Supplied material |
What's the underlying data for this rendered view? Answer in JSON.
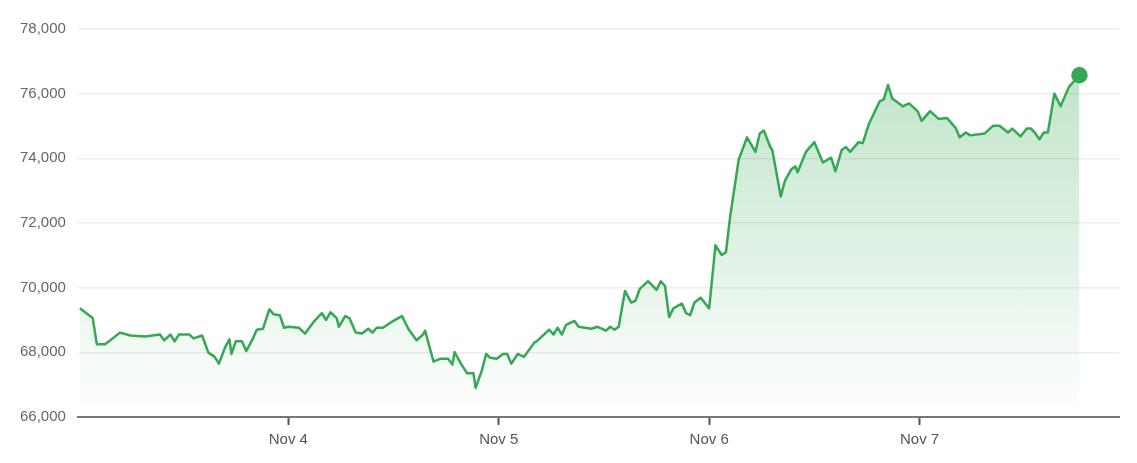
{
  "chart_data": {
    "type": "area",
    "x": [
      "--11-03T00:14",
      "--11-03T01:41",
      "--11-03T02:10",
      "--11-03T03:07",
      "--11-03T04:48",
      "--11-03T06:00",
      "--11-03T07:41",
      "--11-03T09:22",
      "--11-03T09:50",
      "--11-03T10:34",
      "--11-03T11:02",
      "--11-03T11:31",
      "--11-03T12:43",
      "--11-03T13:12",
      "--11-03T14:10",
      "--11-03T14:53",
      "--11-03T15:36",
      "--11-03T16:05",
      "--11-03T16:48",
      "--11-03T17:17",
      "--11-03T17:31",
      "--11-03T18:00",
      "--11-03T18:43",
      "--11-03T19:12",
      "--11-03T19:55",
      "--11-03T20:24",
      "--11-03T21:07",
      "--11-03T21:50",
      "--11-03T22:19",
      "--11-03T23:02",
      "--11-03T23:31",
      "--11-04T00:00",
      "--11-04T01:12",
      "--11-04T01:55",
      "--11-04T02:53",
      "--11-04T03:50",
      "--11-04T04:19",
      "--11-04T04:48",
      "--11-04T05:31",
      "--11-04T05:46",
      "--11-04T06:29",
      "--11-04T06:58",
      "--11-04T07:41",
      "--11-04T08:24",
      "--11-04T09:07",
      "--11-04T09:36",
      "--11-04T10:05",
      "--11-04T10:48",
      "--11-04T11:46",
      "--11-04T12:58",
      "--11-04T13:41",
      "--11-04T14:38",
      "--11-04T15:22",
      "--11-04T15:36",
      "--11-04T16:34",
      "--11-04T17:17",
      "--11-04T18:14",
      "--11-04T18:43",
      "--11-04T18:58",
      "--11-04T19:41",
      "--11-04T20:24",
      "--11-04T21:07",
      "--11-04T21:22",
      "--11-04T22:05",
      "--11-04T22:34",
      "--11-04T23:02",
      "--11-04T23:46",
      "--11-05T00:29",
      "--11-05T00:58",
      "--11-05T01:26",
      "--11-05T02:10",
      "--11-05T02:53",
      "--11-05T04:05",
      "--11-05T04:19",
      "--11-05T05:46",
      "--11-05T06:14",
      "--11-05T06:43",
      "--11-05T07:12",
      "--11-05T07:41",
      "--11-05T08:38",
      "--11-05T09:07",
      "--11-05T10:34",
      "--11-05T11:17",
      "--11-05T12:14",
      "--11-05T12:43",
      "--11-05T13:12",
      "--11-05T13:41",
      "--11-05T14:24",
      "--11-05T15:07",
      "--11-05T15:36",
      "--11-05T16:05",
      "--11-05T17:02",
      "--11-05T18:00",
      "--11-05T18:29",
      "--11-05T18:58",
      "--11-05T19:26",
      "--11-05T19:55",
      "--11-05T20:53",
      "--11-05T21:22",
      "--11-05T21:50",
      "--11-05T22:19",
      "--11-05T23:02",
      "--11-06T00:00",
      "--11-06T00:43",
      "--11-06T01:26",
      "--11-06T01:55",
      "--11-06T02:24",
      "--11-06T03:22",
      "--11-06T04:19",
      "--11-06T05:17",
      "--11-06T05:46",
      "--11-06T06:14",
      "--11-06T06:58",
      "--11-06T07:12",
      "--11-06T08:10",
      "--11-06T08:38",
      "--11-06T09:22",
      "--11-06T09:50",
      "--11-06T10:05",
      "--11-06T11:02",
      "--11-06T12:00",
      "--11-06T12:58",
      "--11-06T13:55",
      "--11-06T14:24",
      "--11-06T15:07",
      "--11-06T15:36",
      "--11-06T16:05",
      "--11-06T17:02",
      "--11-06T17:31",
      "--11-06T18:14",
      "--11-06T19:26",
      "--11-06T19:55",
      "--11-06T20:24",
      "--11-06T20:53",
      "--11-06T22:05",
      "--11-06T22:48",
      "--11-06T23:46",
      "--11-07T00:14",
      "--11-07T01:12",
      "--11-07T02:10",
      "--11-07T03:07",
      "--11-07T04:05",
      "--11-07T04:34",
      "--11-07T05:17",
      "--11-07T05:46",
      "--11-07T07:26",
      "--11-07T08:24",
      "--11-07T09:07",
      "--11-07T10:05",
      "--11-07T10:34",
      "--11-07T11:31",
      "--11-07T12:14",
      "--11-07T12:43",
      "--11-07T13:12",
      "--11-07T13:41",
      "--11-07T14:10",
      "--11-07T14:38",
      "--11-07T15:22",
      "--11-07T16:05",
      "--11-07T17:02",
      "--11-07T18:14"
    ],
    "series": [
      {
        "color": "#34a853",
        "values": [
          69360,
          69060,
          68250,
          68250,
          68610,
          68520,
          68490,
          68550,
          68370,
          68550,
          68340,
          68550,
          68550,
          68430,
          68520,
          67990,
          67860,
          67650,
          68160,
          68400,
          67950,
          68340,
          68340,
          68040,
          68400,
          68700,
          68730,
          69330,
          69180,
          69150,
          68760,
          68790,
          68760,
          68580,
          68940,
          69210,
          69000,
          69240,
          69060,
          68790,
          69120,
          69060,
          68610,
          68580,
          68730,
          68610,
          68760,
          68760,
          68940,
          69120,
          68730,
          68370,
          68550,
          68670,
          67710,
          67800,
          67800,
          67620,
          68010,
          67650,
          67350,
          67350,
          66900,
          67450,
          67950,
          67830,
          67800,
          67950,
          67950,
          67650,
          67950,
          67860,
          68310,
          68340,
          68700,
          68550,
          68760,
          68550,
          68850,
          68970,
          68790,
          68730,
          68790,
          68670,
          68790,
          68700,
          68790,
          69900,
          69540,
          69600,
          69960,
          70200,
          69930,
          70200,
          70050,
          69090,
          69360,
          69510,
          69210,
          69150,
          69540,
          69690,
          69360,
          71310,
          71010,
          71100,
          72210,
          73960,
          74650,
          74200,
          74770,
          74860,
          74350,
          74260,
          72820,
          73300,
          73660,
          73750,
          73570,
          74200,
          74500,
          73870,
          74020,
          73600,
          74260,
          74350,
          74200,
          74500,
          74470,
          75070,
          75760,
          75820,
          76270,
          75850,
          75610,
          75700,
          75460,
          75160,
          75460,
          75220,
          75250,
          74950,
          74650,
          74800,
          74710,
          74770,
          75010,
          75010,
          74800,
          74920,
          74680,
          74920,
          74920,
          74770,
          74590,
          74800,
          74800,
          76000,
          75610,
          76210,
          76570
        ]
      },
      {
        "type": "scatter",
        "color": "#34a853",
        "x": [
          "--11-07T18:14"
        ],
        "values": [
          76570
        ],
        "marker": "circle"
      }
    ],
    "xlim": [
      "--11-03T00:00",
      "--11-07T22:48"
    ],
    "xticks": [
      {
        "value": "--11-04",
        "label": "Nov 4"
      },
      {
        "value": "--11-05",
        "label": "Nov 5"
      },
      {
        "value": "--11-06",
        "label": "Nov 6"
      },
      {
        "value": "--11-07",
        "label": "Nov 7"
      }
    ],
    "ylim": [
      66000,
      78000
    ],
    "yticks": [
      {
        "value": 66000,
        "label": "66,000"
      },
      {
        "value": 68000,
        "label": "68,000"
      },
      {
        "value": 70000,
        "label": "70,000"
      },
      {
        "value": 72000,
        "label": "72,000"
      },
      {
        "value": 74000,
        "label": "74,000"
      },
      {
        "value": 76000,
        "label": "76,000"
      },
      {
        "value": 78000,
        "label": "78,000"
      }
    ],
    "grid": "y",
    "legend": false
  }
}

What needs to be done |
Copy out every line of the material above exactly, skipping the pictures.

Exercise solution |
What's the underlying data for this rendered view? Answer in JSON.
{
  "chart_data": {
    "type": "area",
    "x": [
      "--11-03T00:14",
      "--11-03T01:41",
      "--11-03T02:10",
      "--11-03T03:07",
      "--11-03T04:48",
      "--11-03T06:00",
      "--11-03T07:41",
      "--11-03T09:22",
      "--11-03T09:50",
      "--11-03T10:34",
      "--11-03T11:02",
      "--11-03T11:31",
      "--11-03T12:43",
      "--11-03T13:12",
      "--11-03T14:10",
      "--11-03T14:53",
      "--11-03T15:36",
      "--11-03T16:05",
      "--11-03T16:48",
      "--11-03T17:17",
      "--11-03T17:31",
      "--11-03T18:00",
      "--11-03T18:43",
      "--11-03T19:12",
      "--11-03T19:55",
      "--11-03T20:24",
      "--11-03T21:07",
      "--11-03T21:50",
      "--11-03T22:19",
      "--11-03T23:02",
      "--11-03T23:31",
      "--11-04T00:00",
      "--11-04T01:12",
      "--11-04T01:55",
      "--11-04T02:53",
      "--11-04T03:50",
      "--11-04T04:19",
      "--11-04T04:48",
      "--11-04T05:31",
      "--11-04T05:46",
      "--11-04T06:29",
      "--11-04T06:58",
      "--11-04T07:41",
      "--11-04T08:24",
      "--11-04T09:07",
      "--11-04T09:36",
      "--11-04T10:05",
      "--11-04T10:48",
      "--11-04T11:46",
      "--11-04T12:58",
      "--11-04T13:41",
      "--11-04T14:38",
      "--11-04T15:22",
      "--11-04T15:36",
      "--11-04T16:34",
      "--11-04T17:17",
      "--11-04T18:14",
      "--11-04T18:43",
      "--11-04T18:58",
      "--11-04T19:41",
      "--11-04T20:24",
      "--11-04T21:07",
      "--11-04T21:22",
      "--11-04T22:05",
      "--11-04T22:34",
      "--11-04T23:02",
      "--11-04T23:46",
      "--11-05T00:29",
      "--11-05T00:58",
      "--11-05T01:26",
      "--11-05T02:10",
      "--11-05T02:53",
      "--11-05T04:05",
      "--11-05T04:19",
      "--11-05T05:46",
      "--11-05T06:14",
      "--11-05T06:43",
      "--11-05T07:12",
      "--11-05T07:41",
      "--11-05T08:38",
      "--11-05T09:07",
      "--11-05T10:34",
      "--11-05T11:17",
      "--11-05T12:14",
      "--11-05T12:43",
      "--11-05T13:12",
      "--11-05T13:41",
      "--11-05T14:24",
      "--11-05T15:07",
      "--11-05T15:36",
      "--11-05T16:05",
      "--11-05T17:02",
      "--11-05T18:00",
      "--11-05T18:29",
      "--11-05T18:58",
      "--11-05T19:26",
      "--11-05T19:55",
      "--11-05T20:53",
      "--11-05T21:22",
      "--11-05T21:50",
      "--11-05T22:19",
      "--11-05T23:02",
      "--11-06T00:00",
      "--11-06T00:43",
      "--11-06T01:26",
      "--11-06T01:55",
      "--11-06T02:24",
      "--11-06T03:22",
      "--11-06T04:19",
      "--11-06T05:17",
      "--11-06T05:46",
      "--11-06T06:14",
      "--11-06T06:58",
      "--11-06T07:12",
      "--11-06T08:10",
      "--11-06T08:38",
      "--11-06T09:22",
      "--11-06T09:50",
      "--11-06T10:05",
      "--11-06T11:02",
      "--11-06T12:00",
      "--11-06T12:58",
      "--11-06T13:55",
      "--11-06T14:24",
      "--11-06T15:07",
      "--11-06T15:36",
      "--11-06T16:05",
      "--11-06T17:02",
      "--11-06T17:31",
      "--11-06T18:14",
      "--11-06T19:26",
      "--11-06T19:55",
      "--11-06T20:24",
      "--11-06T20:53",
      "--11-06T22:05",
      "--11-06T22:48",
      "--11-06T23:46",
      "--11-07T00:14",
      "--11-07T01:12",
      "--11-07T02:10",
      "--11-07T03:07",
      "--11-07T04:05",
      "--11-07T04:34",
      "--11-07T05:17",
      "--11-07T05:46",
      "--11-07T07:26",
      "--11-07T08:24",
      "--11-07T09:07",
      "--11-07T10:05",
      "--11-07T10:34",
      "--11-07T11:31",
      "--11-07T12:14",
      "--11-07T12:43",
      "--11-07T13:12",
      "--11-07T13:41",
      "--11-07T14:10",
      "--11-07T14:38",
      "--11-07T15:22",
      "--11-07T16:05",
      "--11-07T17:02",
      "--11-07T18:14"
    ],
    "series": [
      {
        "color": "#34a853",
        "values": [
          69360,
          69060,
          68250,
          68250,
          68610,
          68520,
          68490,
          68550,
          68370,
          68550,
          68340,
          68550,
          68550,
          68430,
          68520,
          67990,
          67860,
          67650,
          68160,
          68400,
          67950,
          68340,
          68340,
          68040,
          68400,
          68700,
          68730,
          69330,
          69180,
          69150,
          68760,
          68790,
          68760,
          68580,
          68940,
          69210,
          69000,
          69240,
          69060,
          68790,
          69120,
          69060,
          68610,
          68580,
          68730,
          68610,
          68760,
          68760,
          68940,
          69120,
          68730,
          68370,
          68550,
          68670,
          67710,
          67800,
          67800,
          67620,
          68010,
          67650,
          67350,
          67350,
          66900,
          67450,
          67950,
          67830,
          67800,
          67950,
          67950,
          67650,
          67950,
          67860,
          68310,
          68340,
          68700,
          68550,
          68760,
          68550,
          68850,
          68970,
          68790,
          68730,
          68790,
          68670,
          68790,
          68700,
          68790,
          69900,
          69540,
          69600,
          69960,
          70200,
          69930,
          70200,
          70050,
          69090,
          69360,
          69510,
          69210,
          69150,
          69540,
          69690,
          69360,
          71310,
          71010,
          71100,
          72210,
          73960,
          74650,
          74200,
          74770,
          74860,
          74350,
          74260,
          72820,
          73300,
          73660,
          73750,
          73570,
          74200,
          74500,
          73870,
          74020,
          73600,
          74260,
          74350,
          74200,
          74500,
          74470,
          75070,
          75760,
          75820,
          76270,
          75850,
          75610,
          75700,
          75460,
          75160,
          75460,
          75220,
          75250,
          74950,
          74650,
          74800,
          74710,
          74770,
          75010,
          75010,
          74800,
          74920,
          74680,
          74920,
          74920,
          74770,
          74590,
          74800,
          74800,
          76000,
          75610,
          76210,
          76570
        ]
      },
      {
        "type": "scatter",
        "color": "#34a853",
        "x": [
          "--11-07T18:14"
        ],
        "values": [
          76570
        ],
        "marker": "circle"
      }
    ],
    "xlim": [
      "--11-03T00:00",
      "--11-07T22:48"
    ],
    "xticks": [
      {
        "value": "--11-04",
        "label": "Nov 4"
      },
      {
        "value": "--11-05",
        "label": "Nov 5"
      },
      {
        "value": "--11-06",
        "label": "Nov 6"
      },
      {
        "value": "--11-07",
        "label": "Nov 7"
      }
    ],
    "ylim": [
      66000,
      78000
    ],
    "yticks": [
      {
        "value": 66000,
        "label": "66,000"
      },
      {
        "value": 68000,
        "label": "68,000"
      },
      {
        "value": 70000,
        "label": "70,000"
      },
      {
        "value": 72000,
        "label": "72,000"
      },
      {
        "value": 74000,
        "label": "74,000"
      },
      {
        "value": 76000,
        "label": "76,000"
      },
      {
        "value": 78000,
        "label": "78,000"
      }
    ],
    "grid": "y",
    "legend": false
  }
}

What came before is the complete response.